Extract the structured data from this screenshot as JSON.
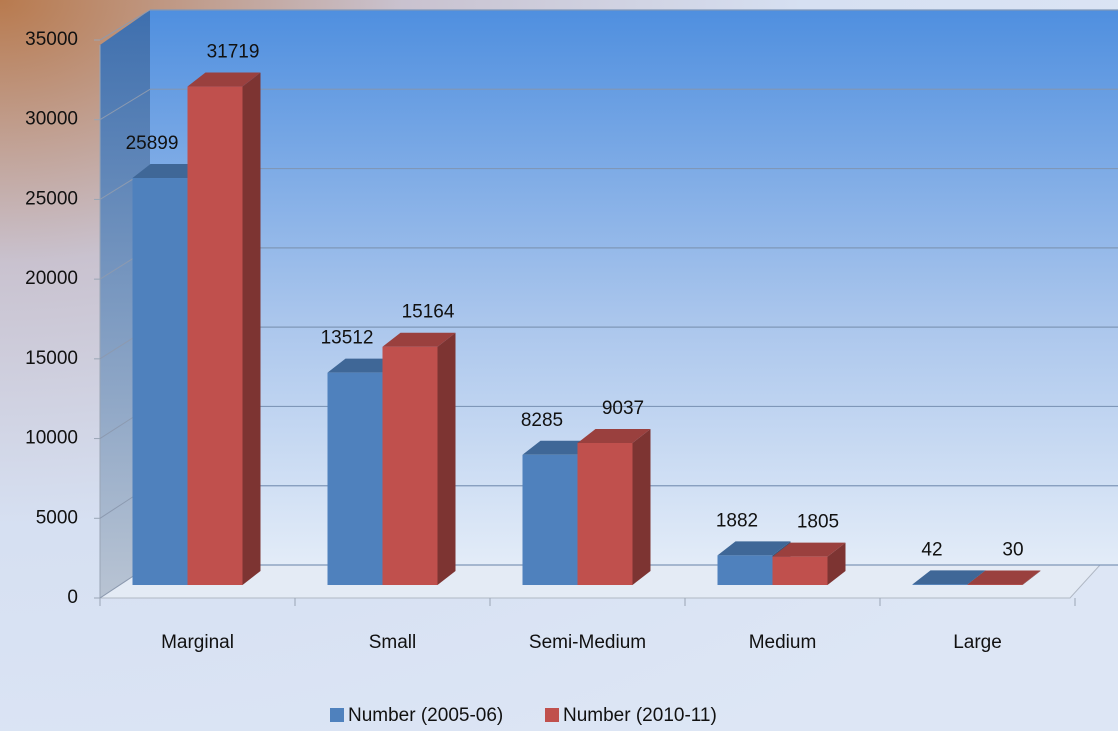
{
  "chart_data": {
    "type": "bar3d",
    "categories": [
      "Marginal",
      "Small",
      "Semi-Medium",
      "Medium",
      "Large"
    ],
    "series": [
      {
        "name": "Number (2005-06)",
        "color": "#4f81bd",
        "values": [
          25899,
          13512,
          8285,
          1882,
          42
        ]
      },
      {
        "name": "Number (2010-11)",
        "color": "#c0504d",
        "values": [
          31719,
          15164,
          9037,
          1805,
          30
        ]
      }
    ],
    "ylim": [
      0,
      35000
    ],
    "yticks": [
      0,
      5000,
      10000,
      15000,
      20000,
      25000,
      30000,
      35000
    ],
    "grid": true,
    "legend": "bottom"
  }
}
^^^^^^^^
→ **Aim of the task**
Repeat all the records above exactly, leaving out any pictures.

→ **Task result**
Extract the structured data from this screenshot as JSON.
{
  "chart_data": {
    "type": "bar3d",
    "categories": [
      "Marginal",
      "Small",
      "Semi-Medium",
      "Medium",
      "Large"
    ],
    "series": [
      {
        "name": "Number (2005-06)",
        "color": "#4f81bd",
        "values": [
          25899,
          13512,
          8285,
          1882,
          42
        ]
      },
      {
        "name": "Number (2010-11)",
        "color": "#c0504d",
        "values": [
          31719,
          15164,
          9037,
          1805,
          30
        ]
      }
    ],
    "ylim": [
      0,
      35000
    ],
    "yticks": [
      0,
      5000,
      10000,
      15000,
      20000,
      25000,
      30000,
      35000
    ],
    "grid": true,
    "legend": "bottom"
  }
}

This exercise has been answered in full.